Requirements
Extract from the listing each line in which the word "JSON" appears.

Records provided
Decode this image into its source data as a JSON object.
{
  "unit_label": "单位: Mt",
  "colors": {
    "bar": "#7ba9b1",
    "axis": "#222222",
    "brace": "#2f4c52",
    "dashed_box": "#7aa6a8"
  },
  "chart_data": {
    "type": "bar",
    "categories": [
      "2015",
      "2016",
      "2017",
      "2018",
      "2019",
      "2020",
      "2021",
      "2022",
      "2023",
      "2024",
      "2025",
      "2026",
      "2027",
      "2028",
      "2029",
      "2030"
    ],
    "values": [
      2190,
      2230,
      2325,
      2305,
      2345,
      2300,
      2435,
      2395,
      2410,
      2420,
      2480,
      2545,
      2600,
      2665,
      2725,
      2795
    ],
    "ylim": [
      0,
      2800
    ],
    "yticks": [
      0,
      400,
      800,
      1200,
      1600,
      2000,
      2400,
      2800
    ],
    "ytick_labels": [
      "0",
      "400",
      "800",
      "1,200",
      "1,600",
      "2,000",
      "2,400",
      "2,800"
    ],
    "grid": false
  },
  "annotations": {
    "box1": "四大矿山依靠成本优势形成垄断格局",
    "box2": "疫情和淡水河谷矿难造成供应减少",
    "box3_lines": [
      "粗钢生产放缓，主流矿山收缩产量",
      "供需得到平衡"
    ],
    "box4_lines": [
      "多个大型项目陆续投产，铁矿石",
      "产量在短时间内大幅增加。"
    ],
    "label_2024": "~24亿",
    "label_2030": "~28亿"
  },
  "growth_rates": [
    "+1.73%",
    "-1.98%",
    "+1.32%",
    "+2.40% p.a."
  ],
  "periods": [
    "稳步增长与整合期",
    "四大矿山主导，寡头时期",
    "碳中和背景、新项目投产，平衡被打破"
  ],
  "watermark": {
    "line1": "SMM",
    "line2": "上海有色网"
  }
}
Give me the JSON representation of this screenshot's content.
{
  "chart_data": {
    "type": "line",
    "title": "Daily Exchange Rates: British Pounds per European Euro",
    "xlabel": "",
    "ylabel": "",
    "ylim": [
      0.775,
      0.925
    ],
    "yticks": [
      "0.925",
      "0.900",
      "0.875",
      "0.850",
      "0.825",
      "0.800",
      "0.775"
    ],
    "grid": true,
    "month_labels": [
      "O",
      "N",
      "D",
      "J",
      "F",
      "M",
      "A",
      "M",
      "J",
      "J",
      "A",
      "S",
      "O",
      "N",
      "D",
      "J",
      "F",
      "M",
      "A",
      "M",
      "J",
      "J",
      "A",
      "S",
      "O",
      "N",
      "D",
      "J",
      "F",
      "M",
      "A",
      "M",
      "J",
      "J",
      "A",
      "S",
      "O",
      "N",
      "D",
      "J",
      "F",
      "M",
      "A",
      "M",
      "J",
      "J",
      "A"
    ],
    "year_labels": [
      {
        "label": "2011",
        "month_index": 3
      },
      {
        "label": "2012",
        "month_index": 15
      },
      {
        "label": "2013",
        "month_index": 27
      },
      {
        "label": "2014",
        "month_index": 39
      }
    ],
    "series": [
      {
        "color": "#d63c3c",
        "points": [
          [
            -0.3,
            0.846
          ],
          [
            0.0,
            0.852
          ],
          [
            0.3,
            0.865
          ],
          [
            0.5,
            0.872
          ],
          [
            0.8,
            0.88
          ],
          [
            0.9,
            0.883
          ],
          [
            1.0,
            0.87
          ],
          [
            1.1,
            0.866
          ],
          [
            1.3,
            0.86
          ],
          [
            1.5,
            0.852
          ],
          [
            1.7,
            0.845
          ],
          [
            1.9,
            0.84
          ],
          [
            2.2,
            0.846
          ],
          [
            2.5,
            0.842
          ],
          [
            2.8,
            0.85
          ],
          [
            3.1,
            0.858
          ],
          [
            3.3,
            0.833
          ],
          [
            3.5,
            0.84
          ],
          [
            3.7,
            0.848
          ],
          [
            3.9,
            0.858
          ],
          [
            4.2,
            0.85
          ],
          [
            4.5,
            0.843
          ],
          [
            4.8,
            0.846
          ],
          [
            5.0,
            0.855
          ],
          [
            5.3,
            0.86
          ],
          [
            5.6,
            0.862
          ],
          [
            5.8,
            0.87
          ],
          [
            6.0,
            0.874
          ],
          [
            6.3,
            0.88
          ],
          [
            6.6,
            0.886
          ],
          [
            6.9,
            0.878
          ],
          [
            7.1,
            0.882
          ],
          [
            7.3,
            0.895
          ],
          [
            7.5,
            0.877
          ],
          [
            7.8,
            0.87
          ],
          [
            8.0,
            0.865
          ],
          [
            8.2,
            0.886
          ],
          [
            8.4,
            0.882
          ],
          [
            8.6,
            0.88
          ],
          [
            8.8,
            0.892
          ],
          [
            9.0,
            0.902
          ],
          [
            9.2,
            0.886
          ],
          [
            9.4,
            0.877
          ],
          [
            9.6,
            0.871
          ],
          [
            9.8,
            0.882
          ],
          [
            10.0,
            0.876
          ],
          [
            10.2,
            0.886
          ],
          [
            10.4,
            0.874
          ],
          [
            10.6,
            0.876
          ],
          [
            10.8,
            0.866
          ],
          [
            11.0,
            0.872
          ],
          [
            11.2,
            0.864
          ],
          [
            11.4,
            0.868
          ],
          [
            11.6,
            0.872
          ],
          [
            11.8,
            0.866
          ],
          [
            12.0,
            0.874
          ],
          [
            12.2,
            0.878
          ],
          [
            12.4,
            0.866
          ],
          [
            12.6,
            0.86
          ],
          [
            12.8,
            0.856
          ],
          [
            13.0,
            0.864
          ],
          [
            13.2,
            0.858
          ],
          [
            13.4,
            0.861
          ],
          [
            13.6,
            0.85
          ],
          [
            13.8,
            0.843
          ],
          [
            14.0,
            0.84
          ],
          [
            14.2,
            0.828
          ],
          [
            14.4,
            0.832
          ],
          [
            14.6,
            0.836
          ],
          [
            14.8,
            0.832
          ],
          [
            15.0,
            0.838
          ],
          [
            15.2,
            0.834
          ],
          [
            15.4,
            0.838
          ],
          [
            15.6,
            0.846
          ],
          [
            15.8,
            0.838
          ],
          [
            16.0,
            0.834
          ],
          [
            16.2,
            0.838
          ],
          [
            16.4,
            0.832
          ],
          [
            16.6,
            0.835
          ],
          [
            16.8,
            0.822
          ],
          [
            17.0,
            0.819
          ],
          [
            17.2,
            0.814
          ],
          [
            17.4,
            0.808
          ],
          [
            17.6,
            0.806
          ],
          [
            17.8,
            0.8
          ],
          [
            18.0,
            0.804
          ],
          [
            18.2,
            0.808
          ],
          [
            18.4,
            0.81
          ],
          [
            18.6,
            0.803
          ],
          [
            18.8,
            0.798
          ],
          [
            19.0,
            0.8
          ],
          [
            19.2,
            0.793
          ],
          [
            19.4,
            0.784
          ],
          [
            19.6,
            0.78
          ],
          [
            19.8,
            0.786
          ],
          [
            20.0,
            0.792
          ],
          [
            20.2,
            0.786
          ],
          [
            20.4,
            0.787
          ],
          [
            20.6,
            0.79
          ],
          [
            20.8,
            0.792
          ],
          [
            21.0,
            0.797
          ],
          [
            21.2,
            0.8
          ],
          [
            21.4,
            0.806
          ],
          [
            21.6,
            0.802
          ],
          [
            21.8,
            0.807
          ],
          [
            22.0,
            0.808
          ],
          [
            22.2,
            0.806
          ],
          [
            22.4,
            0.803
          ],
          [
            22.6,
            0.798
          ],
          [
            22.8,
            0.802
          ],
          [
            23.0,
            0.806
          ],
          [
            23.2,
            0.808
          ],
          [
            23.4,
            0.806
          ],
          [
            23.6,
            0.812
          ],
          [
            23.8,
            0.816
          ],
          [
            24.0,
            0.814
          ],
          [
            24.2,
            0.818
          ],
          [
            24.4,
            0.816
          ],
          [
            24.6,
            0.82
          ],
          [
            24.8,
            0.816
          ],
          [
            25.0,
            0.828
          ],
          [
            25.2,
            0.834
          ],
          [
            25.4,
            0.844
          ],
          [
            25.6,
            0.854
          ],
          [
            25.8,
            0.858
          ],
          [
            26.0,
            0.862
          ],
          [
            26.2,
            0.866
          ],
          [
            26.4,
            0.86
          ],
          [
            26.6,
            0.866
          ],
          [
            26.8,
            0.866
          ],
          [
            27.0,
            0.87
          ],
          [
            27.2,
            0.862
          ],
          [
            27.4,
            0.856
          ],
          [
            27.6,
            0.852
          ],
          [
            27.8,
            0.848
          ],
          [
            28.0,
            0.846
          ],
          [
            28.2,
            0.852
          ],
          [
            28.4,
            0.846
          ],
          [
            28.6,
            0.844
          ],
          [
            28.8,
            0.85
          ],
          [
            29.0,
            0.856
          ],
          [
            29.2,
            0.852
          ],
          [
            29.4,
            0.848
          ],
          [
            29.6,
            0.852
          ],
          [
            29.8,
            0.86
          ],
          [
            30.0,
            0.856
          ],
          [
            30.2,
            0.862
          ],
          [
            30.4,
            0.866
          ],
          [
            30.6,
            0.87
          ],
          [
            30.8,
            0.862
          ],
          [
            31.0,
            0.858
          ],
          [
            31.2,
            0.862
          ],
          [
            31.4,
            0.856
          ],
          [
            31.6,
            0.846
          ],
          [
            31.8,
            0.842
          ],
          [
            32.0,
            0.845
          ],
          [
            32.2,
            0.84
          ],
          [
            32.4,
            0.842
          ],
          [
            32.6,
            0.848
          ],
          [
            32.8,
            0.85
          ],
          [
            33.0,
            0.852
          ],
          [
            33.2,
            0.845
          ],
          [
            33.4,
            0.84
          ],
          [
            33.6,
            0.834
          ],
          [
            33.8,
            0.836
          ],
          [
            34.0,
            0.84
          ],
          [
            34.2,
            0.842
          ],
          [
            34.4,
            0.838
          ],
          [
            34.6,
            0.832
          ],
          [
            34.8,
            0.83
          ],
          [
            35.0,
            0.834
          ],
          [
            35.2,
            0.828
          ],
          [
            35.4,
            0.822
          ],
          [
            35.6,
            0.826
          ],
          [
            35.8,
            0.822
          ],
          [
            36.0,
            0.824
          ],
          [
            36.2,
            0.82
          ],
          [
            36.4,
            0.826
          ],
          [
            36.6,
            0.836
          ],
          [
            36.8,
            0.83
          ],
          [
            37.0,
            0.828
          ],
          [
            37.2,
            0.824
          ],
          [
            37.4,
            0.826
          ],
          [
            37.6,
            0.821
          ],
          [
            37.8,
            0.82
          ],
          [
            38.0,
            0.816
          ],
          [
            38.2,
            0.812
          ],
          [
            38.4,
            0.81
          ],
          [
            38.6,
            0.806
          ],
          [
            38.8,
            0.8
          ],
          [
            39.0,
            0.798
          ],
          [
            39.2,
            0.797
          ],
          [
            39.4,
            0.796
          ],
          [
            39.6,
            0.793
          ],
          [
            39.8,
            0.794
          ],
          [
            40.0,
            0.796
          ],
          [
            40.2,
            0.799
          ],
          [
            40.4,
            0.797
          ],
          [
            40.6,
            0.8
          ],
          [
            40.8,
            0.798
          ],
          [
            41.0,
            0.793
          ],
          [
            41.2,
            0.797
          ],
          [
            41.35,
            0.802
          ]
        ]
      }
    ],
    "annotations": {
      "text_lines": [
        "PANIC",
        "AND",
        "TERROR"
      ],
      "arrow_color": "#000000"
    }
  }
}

Completed exercise
Decode this image into its source data as a JSON object.
Give me the JSON representation of this screenshot's content.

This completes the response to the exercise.